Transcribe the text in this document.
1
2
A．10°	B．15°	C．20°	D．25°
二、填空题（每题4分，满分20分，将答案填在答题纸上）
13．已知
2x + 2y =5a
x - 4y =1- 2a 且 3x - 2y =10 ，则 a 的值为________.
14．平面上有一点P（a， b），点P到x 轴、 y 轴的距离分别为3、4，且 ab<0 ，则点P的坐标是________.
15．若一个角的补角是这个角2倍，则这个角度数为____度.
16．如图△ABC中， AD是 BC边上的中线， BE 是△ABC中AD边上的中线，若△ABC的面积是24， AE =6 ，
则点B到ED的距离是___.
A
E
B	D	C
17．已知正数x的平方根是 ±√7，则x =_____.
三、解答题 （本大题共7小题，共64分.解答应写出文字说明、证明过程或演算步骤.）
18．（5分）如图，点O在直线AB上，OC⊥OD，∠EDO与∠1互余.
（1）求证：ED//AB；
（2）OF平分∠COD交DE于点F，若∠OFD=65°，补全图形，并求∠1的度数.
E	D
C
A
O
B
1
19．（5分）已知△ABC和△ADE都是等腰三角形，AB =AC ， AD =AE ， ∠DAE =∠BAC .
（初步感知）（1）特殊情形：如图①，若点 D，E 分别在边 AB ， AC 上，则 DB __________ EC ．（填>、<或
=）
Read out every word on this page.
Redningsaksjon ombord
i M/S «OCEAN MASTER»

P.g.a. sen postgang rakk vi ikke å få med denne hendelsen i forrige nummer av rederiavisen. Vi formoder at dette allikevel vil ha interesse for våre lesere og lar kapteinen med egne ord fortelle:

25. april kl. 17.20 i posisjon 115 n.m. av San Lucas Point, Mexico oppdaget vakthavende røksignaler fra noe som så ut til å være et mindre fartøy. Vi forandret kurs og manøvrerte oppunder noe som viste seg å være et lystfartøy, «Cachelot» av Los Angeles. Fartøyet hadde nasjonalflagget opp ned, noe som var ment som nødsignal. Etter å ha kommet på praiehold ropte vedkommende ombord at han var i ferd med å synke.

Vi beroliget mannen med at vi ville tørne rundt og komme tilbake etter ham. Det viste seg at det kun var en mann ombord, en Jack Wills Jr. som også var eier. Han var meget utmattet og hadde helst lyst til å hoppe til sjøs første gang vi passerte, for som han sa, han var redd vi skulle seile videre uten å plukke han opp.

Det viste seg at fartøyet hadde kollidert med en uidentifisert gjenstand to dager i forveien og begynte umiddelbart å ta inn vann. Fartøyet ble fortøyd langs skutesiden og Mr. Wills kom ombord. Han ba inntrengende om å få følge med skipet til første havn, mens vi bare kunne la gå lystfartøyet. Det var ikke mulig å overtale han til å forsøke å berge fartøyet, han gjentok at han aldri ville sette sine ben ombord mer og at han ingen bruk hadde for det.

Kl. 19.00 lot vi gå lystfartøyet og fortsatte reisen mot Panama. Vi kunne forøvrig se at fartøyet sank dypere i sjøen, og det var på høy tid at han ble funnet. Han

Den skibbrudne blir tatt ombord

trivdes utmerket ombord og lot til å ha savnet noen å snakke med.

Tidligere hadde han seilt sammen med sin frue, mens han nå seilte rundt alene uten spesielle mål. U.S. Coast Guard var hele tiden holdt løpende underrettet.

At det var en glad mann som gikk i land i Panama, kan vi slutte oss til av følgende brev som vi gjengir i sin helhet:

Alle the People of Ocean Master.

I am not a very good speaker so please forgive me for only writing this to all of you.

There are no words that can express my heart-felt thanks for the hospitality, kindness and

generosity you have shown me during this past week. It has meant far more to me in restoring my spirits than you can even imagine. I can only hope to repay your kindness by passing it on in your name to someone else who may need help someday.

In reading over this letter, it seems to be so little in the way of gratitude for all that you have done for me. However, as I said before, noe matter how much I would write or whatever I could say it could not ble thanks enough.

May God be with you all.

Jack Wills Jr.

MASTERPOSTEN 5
=====
THE REQUEST: Search the lines above for the string "only", then show every one that has it.

REPLY:
I am not a very good speaker so please forgive me for only writing this to all of you.
generosity you have shown me during this past week. It has meant far more to me in restoring my spirits than you can even imagine. I can only hope to repay your kindness by passing it on in your name to someone else who may need help someday.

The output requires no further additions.